Task details
Filter for the word "System" and keep each matching line.

(Excerpt from a dataset)

=======

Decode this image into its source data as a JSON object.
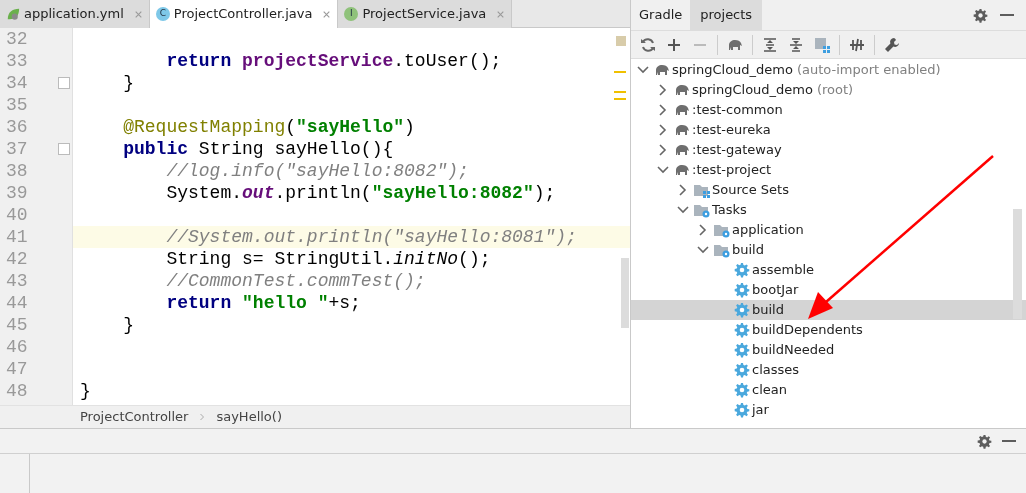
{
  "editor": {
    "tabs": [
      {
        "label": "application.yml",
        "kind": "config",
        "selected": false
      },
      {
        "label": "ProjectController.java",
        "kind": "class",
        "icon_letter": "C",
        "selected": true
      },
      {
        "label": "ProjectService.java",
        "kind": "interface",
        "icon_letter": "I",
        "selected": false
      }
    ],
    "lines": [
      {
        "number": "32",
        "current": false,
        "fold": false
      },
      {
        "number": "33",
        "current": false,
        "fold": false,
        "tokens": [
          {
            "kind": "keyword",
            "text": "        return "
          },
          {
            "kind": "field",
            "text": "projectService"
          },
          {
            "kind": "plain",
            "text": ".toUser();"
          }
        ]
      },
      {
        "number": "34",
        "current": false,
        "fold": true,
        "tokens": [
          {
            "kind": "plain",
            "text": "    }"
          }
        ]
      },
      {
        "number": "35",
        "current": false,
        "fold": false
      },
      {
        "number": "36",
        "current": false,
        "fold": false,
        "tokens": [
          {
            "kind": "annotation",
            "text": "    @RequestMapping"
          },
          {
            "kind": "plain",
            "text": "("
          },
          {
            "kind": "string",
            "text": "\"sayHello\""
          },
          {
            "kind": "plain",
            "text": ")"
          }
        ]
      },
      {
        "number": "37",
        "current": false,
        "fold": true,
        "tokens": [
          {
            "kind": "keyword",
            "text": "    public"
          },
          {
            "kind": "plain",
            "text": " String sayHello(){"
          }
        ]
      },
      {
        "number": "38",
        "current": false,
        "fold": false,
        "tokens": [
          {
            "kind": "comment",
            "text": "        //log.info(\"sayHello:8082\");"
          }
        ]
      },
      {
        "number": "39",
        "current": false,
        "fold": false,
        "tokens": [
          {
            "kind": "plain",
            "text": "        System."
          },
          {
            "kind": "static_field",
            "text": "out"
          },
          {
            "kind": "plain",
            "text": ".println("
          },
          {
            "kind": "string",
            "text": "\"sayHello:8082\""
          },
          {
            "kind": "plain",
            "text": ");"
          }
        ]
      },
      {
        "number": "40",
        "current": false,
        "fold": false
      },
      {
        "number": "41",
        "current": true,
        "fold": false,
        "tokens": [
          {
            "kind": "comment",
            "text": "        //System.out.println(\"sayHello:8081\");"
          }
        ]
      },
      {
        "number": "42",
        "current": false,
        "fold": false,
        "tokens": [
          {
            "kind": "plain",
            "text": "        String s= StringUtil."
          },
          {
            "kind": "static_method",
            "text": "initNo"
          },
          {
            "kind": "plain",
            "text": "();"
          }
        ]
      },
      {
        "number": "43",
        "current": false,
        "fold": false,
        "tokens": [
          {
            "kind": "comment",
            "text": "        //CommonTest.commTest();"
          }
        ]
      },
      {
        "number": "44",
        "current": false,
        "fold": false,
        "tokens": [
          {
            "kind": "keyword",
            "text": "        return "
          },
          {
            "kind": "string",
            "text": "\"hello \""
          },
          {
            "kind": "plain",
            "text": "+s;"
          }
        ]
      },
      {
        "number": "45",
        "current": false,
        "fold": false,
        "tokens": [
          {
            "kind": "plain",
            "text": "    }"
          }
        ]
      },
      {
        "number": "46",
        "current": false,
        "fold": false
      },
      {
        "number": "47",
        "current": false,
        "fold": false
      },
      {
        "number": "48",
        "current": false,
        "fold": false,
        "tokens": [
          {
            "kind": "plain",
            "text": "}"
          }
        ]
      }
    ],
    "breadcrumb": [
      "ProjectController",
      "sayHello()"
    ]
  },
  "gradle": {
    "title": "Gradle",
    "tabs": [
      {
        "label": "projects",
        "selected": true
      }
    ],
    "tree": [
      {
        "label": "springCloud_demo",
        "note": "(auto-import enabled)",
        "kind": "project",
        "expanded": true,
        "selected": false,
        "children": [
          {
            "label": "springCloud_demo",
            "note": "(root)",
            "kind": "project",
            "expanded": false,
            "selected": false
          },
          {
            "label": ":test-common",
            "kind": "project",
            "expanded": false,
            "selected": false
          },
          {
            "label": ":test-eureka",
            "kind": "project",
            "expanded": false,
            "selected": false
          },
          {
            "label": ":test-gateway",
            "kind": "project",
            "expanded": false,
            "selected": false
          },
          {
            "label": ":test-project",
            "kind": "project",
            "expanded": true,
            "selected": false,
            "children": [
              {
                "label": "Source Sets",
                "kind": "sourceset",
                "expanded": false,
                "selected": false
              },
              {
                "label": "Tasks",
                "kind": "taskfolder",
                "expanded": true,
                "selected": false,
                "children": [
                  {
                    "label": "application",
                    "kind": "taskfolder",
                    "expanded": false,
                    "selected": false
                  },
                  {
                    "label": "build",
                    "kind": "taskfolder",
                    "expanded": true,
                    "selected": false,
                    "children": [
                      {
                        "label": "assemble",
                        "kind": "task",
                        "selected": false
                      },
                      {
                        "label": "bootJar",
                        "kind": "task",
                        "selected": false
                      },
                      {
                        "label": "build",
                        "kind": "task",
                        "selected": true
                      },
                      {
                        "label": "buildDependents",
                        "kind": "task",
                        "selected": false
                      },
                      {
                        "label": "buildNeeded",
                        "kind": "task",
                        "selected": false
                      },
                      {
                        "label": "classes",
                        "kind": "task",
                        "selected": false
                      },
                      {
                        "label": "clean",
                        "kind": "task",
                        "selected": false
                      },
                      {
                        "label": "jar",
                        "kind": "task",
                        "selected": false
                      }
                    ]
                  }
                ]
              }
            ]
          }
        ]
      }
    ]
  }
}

=======

Expected output
            "text": "        System."
            "text": "        //System.out.println(\"sayHello:8081\");"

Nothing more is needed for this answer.